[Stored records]
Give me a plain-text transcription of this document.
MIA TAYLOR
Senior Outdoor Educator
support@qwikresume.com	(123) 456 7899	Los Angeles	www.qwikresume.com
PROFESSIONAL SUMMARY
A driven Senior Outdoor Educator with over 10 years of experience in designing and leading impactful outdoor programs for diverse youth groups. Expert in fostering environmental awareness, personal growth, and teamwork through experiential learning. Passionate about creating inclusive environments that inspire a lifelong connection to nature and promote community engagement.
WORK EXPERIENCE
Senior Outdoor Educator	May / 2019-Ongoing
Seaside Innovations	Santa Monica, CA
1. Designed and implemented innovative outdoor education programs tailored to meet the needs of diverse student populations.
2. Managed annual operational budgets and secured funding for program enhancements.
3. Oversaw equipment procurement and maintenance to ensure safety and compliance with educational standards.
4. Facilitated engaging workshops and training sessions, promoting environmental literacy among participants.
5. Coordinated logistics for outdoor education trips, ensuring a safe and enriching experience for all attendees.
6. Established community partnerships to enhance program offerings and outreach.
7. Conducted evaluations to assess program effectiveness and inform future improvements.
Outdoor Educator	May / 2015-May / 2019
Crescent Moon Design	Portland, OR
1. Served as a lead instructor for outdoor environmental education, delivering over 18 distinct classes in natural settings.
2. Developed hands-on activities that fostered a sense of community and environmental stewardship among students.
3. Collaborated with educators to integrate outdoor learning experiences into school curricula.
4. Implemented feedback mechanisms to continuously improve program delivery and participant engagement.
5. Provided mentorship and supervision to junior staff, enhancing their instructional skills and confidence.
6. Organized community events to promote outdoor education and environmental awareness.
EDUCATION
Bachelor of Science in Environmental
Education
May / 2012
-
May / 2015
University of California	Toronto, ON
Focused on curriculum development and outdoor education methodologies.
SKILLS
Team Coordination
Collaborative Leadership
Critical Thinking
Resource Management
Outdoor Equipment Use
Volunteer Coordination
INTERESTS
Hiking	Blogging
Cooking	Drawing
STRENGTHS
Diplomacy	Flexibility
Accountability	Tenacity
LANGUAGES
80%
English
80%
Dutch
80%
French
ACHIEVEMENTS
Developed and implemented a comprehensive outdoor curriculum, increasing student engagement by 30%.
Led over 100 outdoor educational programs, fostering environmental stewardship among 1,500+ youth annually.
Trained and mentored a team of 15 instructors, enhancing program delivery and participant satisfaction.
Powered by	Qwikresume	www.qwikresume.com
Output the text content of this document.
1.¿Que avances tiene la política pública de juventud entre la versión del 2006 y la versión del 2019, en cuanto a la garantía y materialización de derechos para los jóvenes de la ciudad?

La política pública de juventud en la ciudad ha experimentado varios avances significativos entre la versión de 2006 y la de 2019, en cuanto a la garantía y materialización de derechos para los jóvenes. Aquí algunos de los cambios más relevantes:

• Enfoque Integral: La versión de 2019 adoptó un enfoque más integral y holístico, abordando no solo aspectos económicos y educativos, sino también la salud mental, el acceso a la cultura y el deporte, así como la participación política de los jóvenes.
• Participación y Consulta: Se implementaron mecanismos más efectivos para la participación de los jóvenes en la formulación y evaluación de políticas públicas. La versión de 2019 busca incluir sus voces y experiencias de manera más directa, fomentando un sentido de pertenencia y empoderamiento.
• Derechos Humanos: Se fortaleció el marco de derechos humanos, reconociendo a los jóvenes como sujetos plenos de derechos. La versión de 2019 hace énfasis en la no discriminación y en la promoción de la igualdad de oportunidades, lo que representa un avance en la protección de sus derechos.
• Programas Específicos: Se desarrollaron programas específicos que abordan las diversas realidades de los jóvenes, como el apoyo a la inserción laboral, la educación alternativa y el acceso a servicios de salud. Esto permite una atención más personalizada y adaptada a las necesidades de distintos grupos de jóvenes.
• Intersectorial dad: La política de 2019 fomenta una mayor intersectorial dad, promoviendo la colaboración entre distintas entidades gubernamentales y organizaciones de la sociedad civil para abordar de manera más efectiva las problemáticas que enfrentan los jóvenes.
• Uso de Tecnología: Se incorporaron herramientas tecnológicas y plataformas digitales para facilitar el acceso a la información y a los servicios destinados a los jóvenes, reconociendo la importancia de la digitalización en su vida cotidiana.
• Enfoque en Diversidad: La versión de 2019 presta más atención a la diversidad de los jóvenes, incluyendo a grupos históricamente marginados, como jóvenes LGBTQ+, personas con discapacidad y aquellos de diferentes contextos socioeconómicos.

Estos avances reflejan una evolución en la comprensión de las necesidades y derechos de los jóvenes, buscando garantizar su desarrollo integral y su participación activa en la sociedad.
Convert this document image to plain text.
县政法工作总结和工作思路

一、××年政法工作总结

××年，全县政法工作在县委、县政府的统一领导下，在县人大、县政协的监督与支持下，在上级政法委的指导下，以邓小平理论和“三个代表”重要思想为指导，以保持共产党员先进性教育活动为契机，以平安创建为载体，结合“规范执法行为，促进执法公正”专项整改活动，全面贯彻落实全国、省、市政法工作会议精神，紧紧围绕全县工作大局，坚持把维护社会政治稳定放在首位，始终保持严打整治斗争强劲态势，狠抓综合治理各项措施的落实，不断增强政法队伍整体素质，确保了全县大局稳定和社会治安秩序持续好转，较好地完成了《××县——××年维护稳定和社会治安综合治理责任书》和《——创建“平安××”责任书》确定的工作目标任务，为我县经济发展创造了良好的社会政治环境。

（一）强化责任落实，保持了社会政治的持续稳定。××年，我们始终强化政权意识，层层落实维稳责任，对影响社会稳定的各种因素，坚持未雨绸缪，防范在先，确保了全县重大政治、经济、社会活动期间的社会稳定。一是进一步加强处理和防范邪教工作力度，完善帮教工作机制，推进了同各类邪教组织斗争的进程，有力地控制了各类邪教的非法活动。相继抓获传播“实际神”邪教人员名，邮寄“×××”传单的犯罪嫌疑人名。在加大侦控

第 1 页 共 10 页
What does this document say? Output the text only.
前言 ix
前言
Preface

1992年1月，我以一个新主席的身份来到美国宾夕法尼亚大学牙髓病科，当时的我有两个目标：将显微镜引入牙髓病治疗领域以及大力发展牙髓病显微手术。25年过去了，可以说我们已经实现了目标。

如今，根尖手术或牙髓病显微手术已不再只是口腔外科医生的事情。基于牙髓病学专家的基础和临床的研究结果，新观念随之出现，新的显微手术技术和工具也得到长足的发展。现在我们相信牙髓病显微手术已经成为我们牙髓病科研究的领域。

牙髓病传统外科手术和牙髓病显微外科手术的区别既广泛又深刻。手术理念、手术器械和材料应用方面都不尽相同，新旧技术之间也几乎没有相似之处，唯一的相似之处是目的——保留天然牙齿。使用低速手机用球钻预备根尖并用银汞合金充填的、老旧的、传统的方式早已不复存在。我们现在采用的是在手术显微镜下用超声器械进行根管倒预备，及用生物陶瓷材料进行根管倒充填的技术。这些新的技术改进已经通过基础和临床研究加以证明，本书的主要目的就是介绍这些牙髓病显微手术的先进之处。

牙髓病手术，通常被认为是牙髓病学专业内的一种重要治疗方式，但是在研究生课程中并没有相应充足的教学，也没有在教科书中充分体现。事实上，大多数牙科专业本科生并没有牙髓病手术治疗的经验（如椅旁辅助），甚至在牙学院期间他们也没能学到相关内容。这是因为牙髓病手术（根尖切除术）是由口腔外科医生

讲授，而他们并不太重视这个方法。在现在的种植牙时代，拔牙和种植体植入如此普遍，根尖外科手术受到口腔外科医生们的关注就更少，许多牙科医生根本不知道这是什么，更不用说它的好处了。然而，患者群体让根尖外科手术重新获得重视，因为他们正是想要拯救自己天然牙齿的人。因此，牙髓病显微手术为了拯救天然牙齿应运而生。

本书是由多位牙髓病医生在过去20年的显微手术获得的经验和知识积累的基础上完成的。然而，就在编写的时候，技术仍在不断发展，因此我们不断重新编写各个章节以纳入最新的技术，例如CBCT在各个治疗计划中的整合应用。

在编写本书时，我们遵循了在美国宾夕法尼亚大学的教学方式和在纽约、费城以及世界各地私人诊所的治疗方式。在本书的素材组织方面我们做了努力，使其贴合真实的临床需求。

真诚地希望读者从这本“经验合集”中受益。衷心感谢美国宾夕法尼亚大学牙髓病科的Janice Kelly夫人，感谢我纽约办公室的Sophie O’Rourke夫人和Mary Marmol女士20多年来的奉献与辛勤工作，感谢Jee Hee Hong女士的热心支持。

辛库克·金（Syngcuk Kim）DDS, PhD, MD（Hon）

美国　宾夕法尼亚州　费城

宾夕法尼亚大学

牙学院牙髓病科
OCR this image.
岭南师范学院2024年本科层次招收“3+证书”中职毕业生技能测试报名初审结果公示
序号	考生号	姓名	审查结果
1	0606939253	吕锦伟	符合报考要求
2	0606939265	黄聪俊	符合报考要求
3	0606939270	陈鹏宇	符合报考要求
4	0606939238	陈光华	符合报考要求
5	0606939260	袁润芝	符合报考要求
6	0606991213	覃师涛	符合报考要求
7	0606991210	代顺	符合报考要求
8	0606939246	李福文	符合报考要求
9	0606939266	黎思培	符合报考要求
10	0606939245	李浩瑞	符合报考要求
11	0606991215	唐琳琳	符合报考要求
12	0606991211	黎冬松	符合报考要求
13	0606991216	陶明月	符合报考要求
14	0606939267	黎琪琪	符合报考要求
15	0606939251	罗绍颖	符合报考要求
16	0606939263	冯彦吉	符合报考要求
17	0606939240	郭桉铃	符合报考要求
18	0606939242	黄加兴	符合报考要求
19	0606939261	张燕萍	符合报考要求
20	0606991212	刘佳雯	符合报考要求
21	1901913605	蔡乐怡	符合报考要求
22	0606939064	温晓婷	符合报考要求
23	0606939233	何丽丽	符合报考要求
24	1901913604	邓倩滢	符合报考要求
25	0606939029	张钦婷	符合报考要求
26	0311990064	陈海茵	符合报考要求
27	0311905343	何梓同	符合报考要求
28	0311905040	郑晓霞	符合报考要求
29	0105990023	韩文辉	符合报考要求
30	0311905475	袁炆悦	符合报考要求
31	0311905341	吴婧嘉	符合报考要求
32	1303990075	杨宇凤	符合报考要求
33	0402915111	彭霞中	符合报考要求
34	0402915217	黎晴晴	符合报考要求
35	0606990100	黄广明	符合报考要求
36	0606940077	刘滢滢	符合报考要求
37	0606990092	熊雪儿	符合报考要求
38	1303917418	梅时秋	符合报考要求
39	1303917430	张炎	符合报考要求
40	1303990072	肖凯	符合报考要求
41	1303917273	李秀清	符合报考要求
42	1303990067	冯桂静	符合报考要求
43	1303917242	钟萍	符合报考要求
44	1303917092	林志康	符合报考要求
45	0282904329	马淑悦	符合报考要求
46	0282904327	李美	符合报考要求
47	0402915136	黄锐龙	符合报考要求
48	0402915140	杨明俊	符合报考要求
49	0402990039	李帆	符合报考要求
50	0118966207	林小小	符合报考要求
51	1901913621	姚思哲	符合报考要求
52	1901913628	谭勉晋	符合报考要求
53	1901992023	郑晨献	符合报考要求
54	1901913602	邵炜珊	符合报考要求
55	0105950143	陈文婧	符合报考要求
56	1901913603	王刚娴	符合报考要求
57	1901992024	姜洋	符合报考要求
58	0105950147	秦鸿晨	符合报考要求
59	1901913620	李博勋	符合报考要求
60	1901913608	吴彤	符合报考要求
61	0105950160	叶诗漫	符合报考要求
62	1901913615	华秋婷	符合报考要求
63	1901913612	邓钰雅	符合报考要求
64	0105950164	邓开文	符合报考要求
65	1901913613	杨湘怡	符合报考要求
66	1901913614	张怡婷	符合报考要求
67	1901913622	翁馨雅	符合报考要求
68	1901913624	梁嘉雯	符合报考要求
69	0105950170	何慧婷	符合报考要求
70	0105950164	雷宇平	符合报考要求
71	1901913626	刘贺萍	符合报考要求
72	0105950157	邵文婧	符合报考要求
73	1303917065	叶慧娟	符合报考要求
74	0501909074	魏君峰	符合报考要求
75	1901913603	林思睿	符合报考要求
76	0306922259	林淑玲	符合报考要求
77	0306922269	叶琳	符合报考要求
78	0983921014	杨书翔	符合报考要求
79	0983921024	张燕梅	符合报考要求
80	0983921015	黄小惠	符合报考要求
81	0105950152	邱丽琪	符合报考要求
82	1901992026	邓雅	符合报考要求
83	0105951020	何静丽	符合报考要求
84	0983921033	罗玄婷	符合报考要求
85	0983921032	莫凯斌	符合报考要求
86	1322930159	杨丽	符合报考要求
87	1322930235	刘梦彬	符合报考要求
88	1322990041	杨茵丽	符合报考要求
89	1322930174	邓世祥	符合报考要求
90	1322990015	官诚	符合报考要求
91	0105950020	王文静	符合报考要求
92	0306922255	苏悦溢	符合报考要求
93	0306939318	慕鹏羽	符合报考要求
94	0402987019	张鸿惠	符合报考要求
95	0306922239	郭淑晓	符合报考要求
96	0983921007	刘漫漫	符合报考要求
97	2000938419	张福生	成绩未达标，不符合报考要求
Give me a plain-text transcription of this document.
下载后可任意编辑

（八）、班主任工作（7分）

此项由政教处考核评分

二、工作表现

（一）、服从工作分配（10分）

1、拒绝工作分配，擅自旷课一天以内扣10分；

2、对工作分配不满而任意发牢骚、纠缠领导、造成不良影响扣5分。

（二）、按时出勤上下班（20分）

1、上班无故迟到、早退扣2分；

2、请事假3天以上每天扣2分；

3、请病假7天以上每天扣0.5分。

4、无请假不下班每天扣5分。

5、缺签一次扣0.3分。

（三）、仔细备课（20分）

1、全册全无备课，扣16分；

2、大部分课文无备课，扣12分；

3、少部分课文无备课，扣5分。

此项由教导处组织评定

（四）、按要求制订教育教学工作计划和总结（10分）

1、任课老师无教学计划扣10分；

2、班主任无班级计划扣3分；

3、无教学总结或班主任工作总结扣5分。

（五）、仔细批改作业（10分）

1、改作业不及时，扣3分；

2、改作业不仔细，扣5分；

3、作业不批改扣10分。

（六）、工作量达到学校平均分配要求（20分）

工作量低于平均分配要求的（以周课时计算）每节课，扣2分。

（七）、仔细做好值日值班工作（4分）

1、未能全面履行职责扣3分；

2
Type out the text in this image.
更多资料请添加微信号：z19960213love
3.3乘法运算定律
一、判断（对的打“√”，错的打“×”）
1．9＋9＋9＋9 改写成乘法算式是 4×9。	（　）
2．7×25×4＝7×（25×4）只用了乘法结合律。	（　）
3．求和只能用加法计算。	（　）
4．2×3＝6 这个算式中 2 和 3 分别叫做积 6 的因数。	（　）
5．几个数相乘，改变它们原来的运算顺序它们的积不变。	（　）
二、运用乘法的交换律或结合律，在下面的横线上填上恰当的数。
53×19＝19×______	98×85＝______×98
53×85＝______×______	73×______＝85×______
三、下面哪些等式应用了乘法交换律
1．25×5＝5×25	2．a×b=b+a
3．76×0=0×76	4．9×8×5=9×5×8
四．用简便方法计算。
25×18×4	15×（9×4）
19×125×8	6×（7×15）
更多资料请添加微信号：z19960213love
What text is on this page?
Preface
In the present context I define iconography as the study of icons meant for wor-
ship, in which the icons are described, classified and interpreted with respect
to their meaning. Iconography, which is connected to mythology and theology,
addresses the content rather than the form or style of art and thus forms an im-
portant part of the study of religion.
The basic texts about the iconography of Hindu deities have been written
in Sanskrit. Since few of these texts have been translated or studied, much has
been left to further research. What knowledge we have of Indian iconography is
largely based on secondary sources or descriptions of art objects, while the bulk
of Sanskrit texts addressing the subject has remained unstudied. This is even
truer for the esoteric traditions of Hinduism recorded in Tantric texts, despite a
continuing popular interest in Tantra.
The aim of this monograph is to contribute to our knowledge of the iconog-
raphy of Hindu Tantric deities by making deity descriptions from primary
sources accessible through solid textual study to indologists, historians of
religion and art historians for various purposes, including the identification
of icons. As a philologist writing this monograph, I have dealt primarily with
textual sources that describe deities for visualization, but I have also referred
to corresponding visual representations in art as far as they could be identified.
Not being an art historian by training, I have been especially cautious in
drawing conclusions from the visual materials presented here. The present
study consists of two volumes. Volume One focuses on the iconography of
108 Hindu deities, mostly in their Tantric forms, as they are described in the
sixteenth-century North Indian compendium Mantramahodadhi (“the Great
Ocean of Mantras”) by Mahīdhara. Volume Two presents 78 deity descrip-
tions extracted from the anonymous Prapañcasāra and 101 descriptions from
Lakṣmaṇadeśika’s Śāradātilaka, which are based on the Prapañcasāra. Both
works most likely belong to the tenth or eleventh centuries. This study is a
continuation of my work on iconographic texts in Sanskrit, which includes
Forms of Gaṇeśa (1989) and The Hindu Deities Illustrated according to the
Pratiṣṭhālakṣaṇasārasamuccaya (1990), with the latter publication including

• **Request**:
Check each line of the records above for "sources", and copy those that have it.

• **Complete output**:
largely based on secondary sources or descriptions of art objects, while the bulk
sources accessible through solid textual study to indologists, historians of
textual sources that describe deities for visualization, but I have also referred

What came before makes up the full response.